- **Task data**:
• • •

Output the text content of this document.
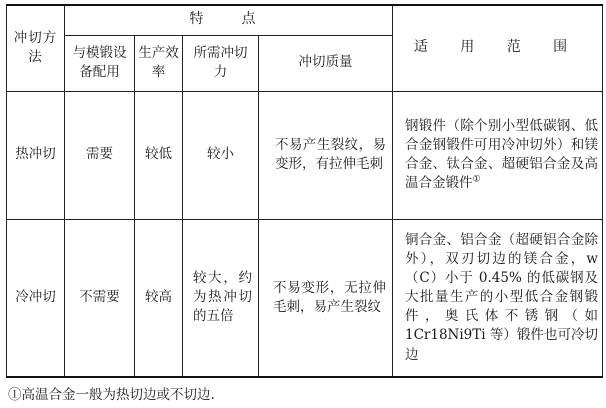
冲切方法	特　点				适 用 范 围
	与模锻设备配用	生产效率	所需冲切力	冲切质量	
热冲切	需要	较低	较小	不易产生裂纹，易变形，有拉伸毛刺	钢锻件（除个别小型低碳钢、低合金钢锻件可用冷冲切外）和镁合金、钛合金、超硬铝合金及高温合金锻件①
冷冲切	不需要	较高	较大，约为热冲切的五倍	不易变形，无拉伸毛刺，易产生裂纹	铜合金、铝合金（超硬铝合金除外），双刃切边的镁合金，w（C）小于 0.45% 的低碳钢及大批量生产的小型低合金钢锻件，奥氏体不锈钢（如 1Cr18Ni9Ti 等）锻件也可冷切边
①高温合金一般为热切边或不切边.
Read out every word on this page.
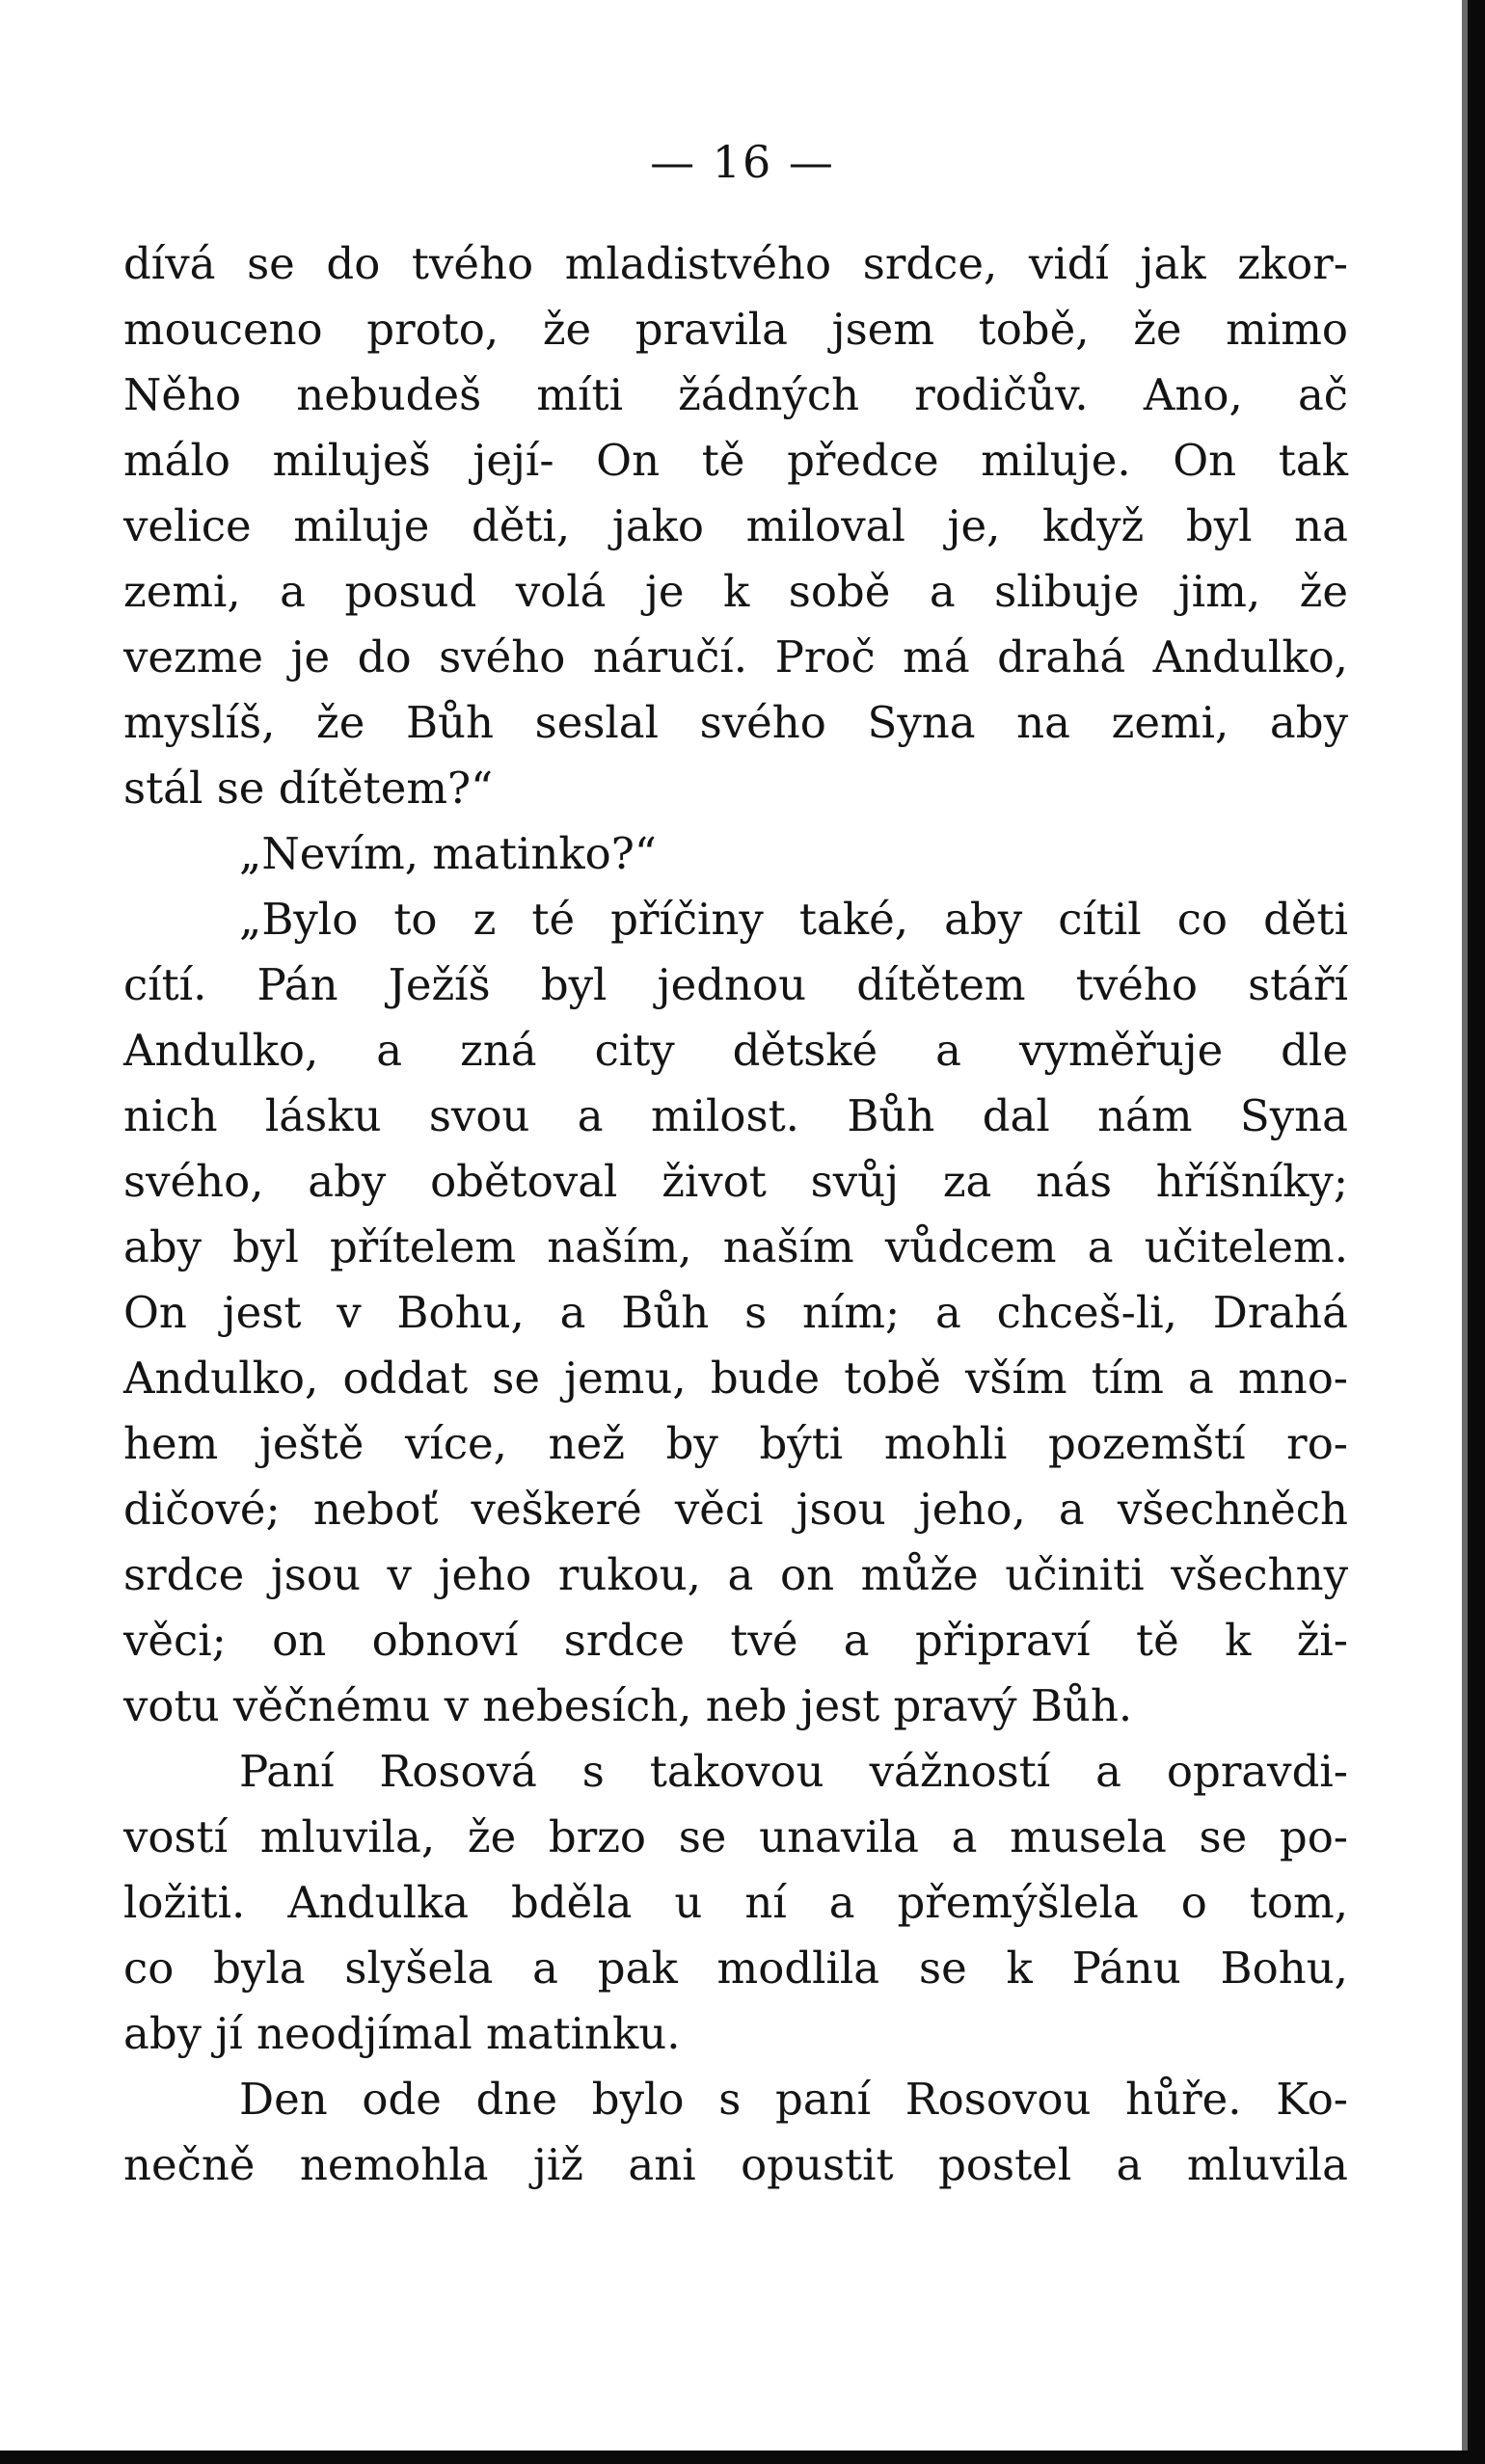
— 16 —
dívá se do tvého mladistvého srdce, vidí jak zkor-
mouceno proto, že pravila jsem tobě, že mimo
Něho nebudeš míti žádných rodičův. Ano, ač
málo miluješ její- On tě předce miluje. On tak
velice miluje děti, jako miloval je, když byl na
zemi, a posud volá je k sobě a slibuje jim, že
vezme je do svého náručí. Proč má drahá Andulko,
myslíš, že Bůh seslal svého Syna na zemi, aby
stál se dítětem?“
„Nevím, matinko?“
„Bylo to z té příčiny také, aby cítil co děti
cítí. Pán Ježíš byl jednou dítětem tvého stáří
Andulko, a zná city dětské a vyměřuje dle
nich lásku svou a milost. Bůh dal nám Syna
svého, aby obětoval život svůj za nás hříšníky;
aby byl přítelem naším, naším vůdcem a učitelem.
On jest v Bohu, a Bůh s ním; a chceš-li, Drahá
Andulko, oddat se jemu, bude tobě vším tím a mno-
hem ještě více, než by býti mohli pozemští ro-
dičové; neboť veškeré věci jsou jeho, a všechněch
srdce jsou v jeho rukou, a on může učiniti všechny
věci; on obnoví srdce tvé a připraví tě k ži-
votu věčnému v nebesích, neb jest pravý Bůh.
Paní Rosová s takovou vážností a opravdi-
vostí mluvila, že brzo se unavila a musela se po-
ložiti. Andulka bděla u ní a přemýšlela o tom,
co byla slyšela a pak modlila se k Pánu Bohu,
aby jí neodjímal matinku.
Den ode dne bylo s paní Rosovou hůře. Ko-
nečně nemohla již ani opustit postel a mluvila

• • •

- **What you need to do**:
Quote exactly, and only, the lines from the one containing "Read out every word on this page." through the last line of the records above, both included; leave out any pictures.

- **Answer for the task**:
Read out every word on this page.
— 16 —
dívá se do tvého mladistvého srdce, vidí jak zkor-
mouceno proto, že pravila jsem tobě, že mimo
Něho nebudeš míti žádných rodičův. Ano, ač
málo miluješ její- On tě předce miluje. On tak
velice miluje děti, jako miloval je, když byl na
zemi, a posud volá je k sobě a slibuje jim, že
vezme je do svého náručí. Proč má drahá Andulko,
myslíš, že Bůh seslal svého Syna na zemi, aby
stál se dítětem?“
„Nevím, matinko?“
„Bylo to z té příčiny také, aby cítil co děti
cítí. Pán Ježíš byl jednou dítětem tvého stáří
Andulko, a zná city dětské a vyměřuje dle
nich lásku svou a milost. Bůh dal nám Syna
svého, aby obětoval život svůj za nás hříšníky;
aby byl přítelem naším, naším vůdcem a učitelem.
On jest v Bohu, a Bůh s ním; a chceš-li, Drahá
Andulko, oddat se jemu, bude tobě vším tím a mno-
hem ještě více, než by býti mohli pozemští ro-
dičové; neboť veškeré věci jsou jeho, a všechněch
srdce jsou v jeho rukou, a on může učiniti všechny
věci; on obnoví srdce tvé a připraví tě k ži-
votu věčnému v nebesích, neb jest pravý Bůh.
Paní Rosová s takovou vážností a opravdi-
vostí mluvila, že brzo se unavila a musela se po-
ložiti. Andulka bděla u ní a přemýšlela o tom,
co byla slyšela a pak modlila se k Pánu Bohu,
aby jí neodjímal matinku.
Den ode dne bylo s paní Rosovou hůře. Ko-
nečně nemohla již ani opustit postel a mluvila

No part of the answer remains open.